- Given exercise -
Pull every line containing "juga" from the entries.

******

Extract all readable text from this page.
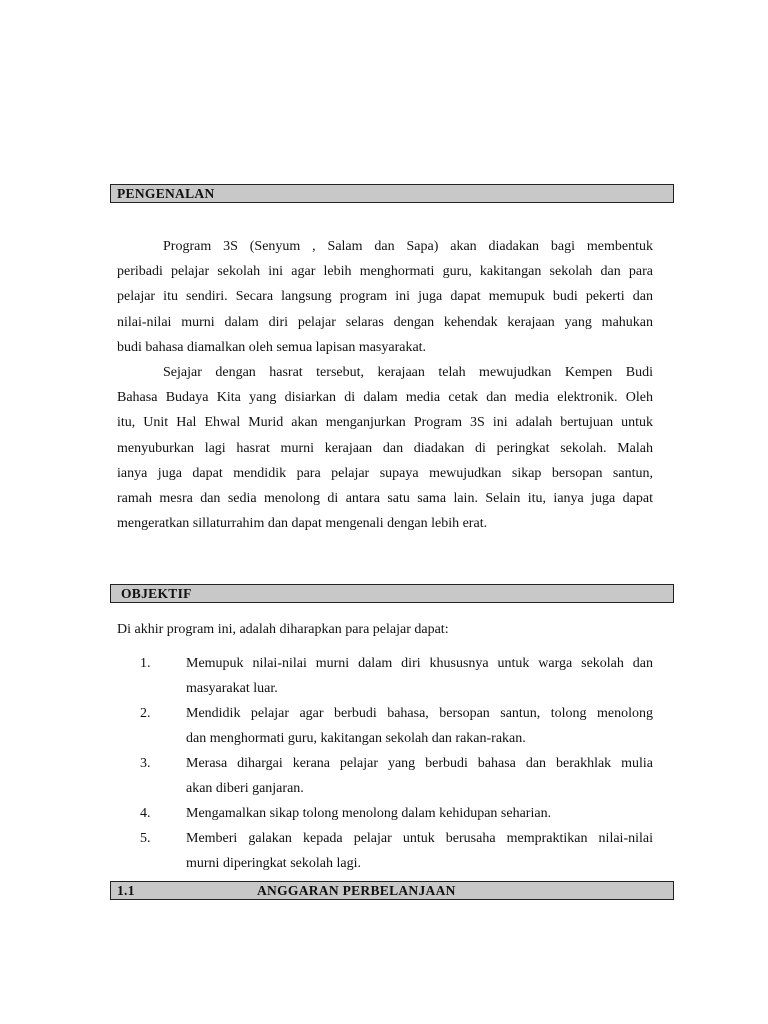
PENGENALAN
Program 3S (Senyum , Salam dan Sapa) akan diadakan bagi membentuk
peribadi pelajar sekolah ini agar lebih menghormati guru, kakitangan sekolah dan para
pelajar itu sendiri. Secara langsung program ini juga dapat memupuk budi pekerti dan
nilai-nilai murni dalam diri pelajar selaras dengan kehendak kerajaan yang mahukan
budi bahasa diamalkan oleh semua lapisan masyarakat.
Sejajar dengan hasrat tersebut, kerajaan telah mewujudkan Kempen Budi
Bahasa Budaya Kita yang disiarkan di dalam media cetak dan media elektronik. Oleh
itu, Unit Hal Ehwal Murid akan menganjurkan Program 3S ini adalah bertujuan untuk
menyuburkan lagi hasrat murni kerajaan dan diadakan di peringkat sekolah. Malah
ianya juga dapat mendidik para pelajar supaya mewujudkan sikap bersopan santun,
ramah mesra dan sedia menolong di antara satu sama lain. Selain itu, ianya juga dapat
mengeratkan sillaturrahim dan dapat mengenali dengan lebih erat.
OBJEKTIF
Di akhir program ini, adalah diharapkan para pelajar dapat:
1.	Memupuk nilai-nilai murni dalam diri khususnya untuk warga sekolah dan
masyarakat luar.
2.	Mendidik pelajar agar berbudi bahasa, bersopan santun, tolong menolong
dan menghormati guru, kakitangan sekolah dan rakan-rakan.
3.	Merasa dihargai kerana pelajar yang berbudi bahasa dan berakhlak mulia
akan diberi ganjaran.
4.	Mengamalkan sikap tolong menolong dalam kehidupan seharian.
5.	Memberi galakan kepada pelajar untuk berusaha mempraktikan nilai-nilai
murni diperingkat sekolah lagi.
1.1	ANGGARAN PERBELANJAAN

******

- Written answer -
pelajar itu sendiri. Secara langsung program ini juga dapat memupuk budi pekerti dan
ianya juga dapat mendidik para pelajar supaya mewujudkan sikap bersopan santun,
ramah mesra dan sedia menolong di antara satu sama lain. Selain itu, ianya juga dapat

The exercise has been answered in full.